**Instruction:**
Output every line below exactly.

Stored records
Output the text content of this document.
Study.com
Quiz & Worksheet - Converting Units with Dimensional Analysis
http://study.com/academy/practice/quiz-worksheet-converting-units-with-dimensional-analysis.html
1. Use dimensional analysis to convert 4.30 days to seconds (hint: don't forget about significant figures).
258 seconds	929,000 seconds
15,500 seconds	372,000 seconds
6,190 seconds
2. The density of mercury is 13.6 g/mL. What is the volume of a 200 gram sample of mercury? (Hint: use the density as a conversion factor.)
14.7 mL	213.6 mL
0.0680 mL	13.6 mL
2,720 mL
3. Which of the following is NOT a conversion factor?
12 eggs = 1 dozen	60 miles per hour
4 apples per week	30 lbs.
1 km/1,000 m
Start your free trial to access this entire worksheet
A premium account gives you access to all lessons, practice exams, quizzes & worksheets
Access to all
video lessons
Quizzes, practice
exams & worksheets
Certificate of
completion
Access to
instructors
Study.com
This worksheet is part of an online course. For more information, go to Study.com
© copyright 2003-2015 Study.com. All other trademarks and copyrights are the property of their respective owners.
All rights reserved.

**Response to the task:**
Output the text content of this document.
Study.com
Quiz & Worksheet - Converting Units with Dimensional Analysis
http://study.com/academy/practice/quiz-worksheet-converting-units-with-dimensional-analysis.html
1. Use dimensional analysis to convert 4.30 days to seconds (hint: don't forget about significant figures).
258 seconds	929,000 seconds
15,500 seconds	372,000 seconds
6,190 seconds
2. The density of mercury is 13.6 g/mL. What is the volume of a 200 gram sample of mercury? (Hint: use the density as a conversion factor.)
14.7 mL	213.6 mL
0.0680 mL	13.6 mL
2,720 mL
3. Which of the following is NOT a conversion factor?
12 eggs = 1 dozen	60 miles per hour
4 apples per week	30 lbs.
1 km/1,000 m
Start your free trial to access this entire worksheet
A premium account gives you access to all lessons, practice exams, quizzes & worksheets
Access to all
video lessons
Quizzes, practice
exams & worksheets
Certificate of
completion
Access to
instructors
Study.com
This worksheet is part of an online course. For more information, go to Study.com
© copyright 2003-2015 Study.com. All other trademarks and copyrights are the property of their respective owners.
All rights reserved.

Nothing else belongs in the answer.